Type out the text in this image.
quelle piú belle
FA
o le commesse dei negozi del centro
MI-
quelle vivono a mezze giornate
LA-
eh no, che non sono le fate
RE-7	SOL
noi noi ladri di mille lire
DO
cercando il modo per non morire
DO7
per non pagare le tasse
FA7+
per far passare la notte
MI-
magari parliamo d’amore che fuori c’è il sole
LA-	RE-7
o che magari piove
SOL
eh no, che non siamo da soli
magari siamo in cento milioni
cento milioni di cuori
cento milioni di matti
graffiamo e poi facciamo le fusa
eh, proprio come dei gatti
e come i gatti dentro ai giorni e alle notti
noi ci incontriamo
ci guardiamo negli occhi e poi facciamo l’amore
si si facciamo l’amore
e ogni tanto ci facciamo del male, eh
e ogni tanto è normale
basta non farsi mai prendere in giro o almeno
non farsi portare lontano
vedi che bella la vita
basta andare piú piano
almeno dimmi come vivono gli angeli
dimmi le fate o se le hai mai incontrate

● ● ● ●

== Goal of the exercise ==
Copy every line of the material, please, keeping it exactly the same.

== Response to the exercise ==
Type out the text in this image.
quelle piú belle
FA
o le commesse dei negozi del centro
MI-
quelle vivono a mezze giornate
LA-
eh no, che non sono le fate
RE-7	SOL
noi noi ladri di mille lire
DO
cercando il modo per non morire
DO7
per non pagare le tasse
FA7+
per far passare la notte
MI-
magari parliamo d’amore che fuori c’è il sole
LA-	RE-7
o che magari piove
SOL
eh no, che non siamo da soli
magari siamo in cento milioni
cento milioni di cuori
cento milioni di matti
graffiamo e poi facciamo le fusa
eh, proprio come dei gatti
e come i gatti dentro ai giorni e alle notti
noi ci incontriamo
ci guardiamo negli occhi e poi facciamo l’amore
si si facciamo l’amore
e ogni tanto ci facciamo del male, eh
e ogni tanto è normale
basta non farsi mai prendere in giro o almeno
non farsi portare lontano
vedi che bella la vita
basta andare piú piano
almeno dimmi come vivono gli angeli
dimmi le fate o se le hai mai incontrate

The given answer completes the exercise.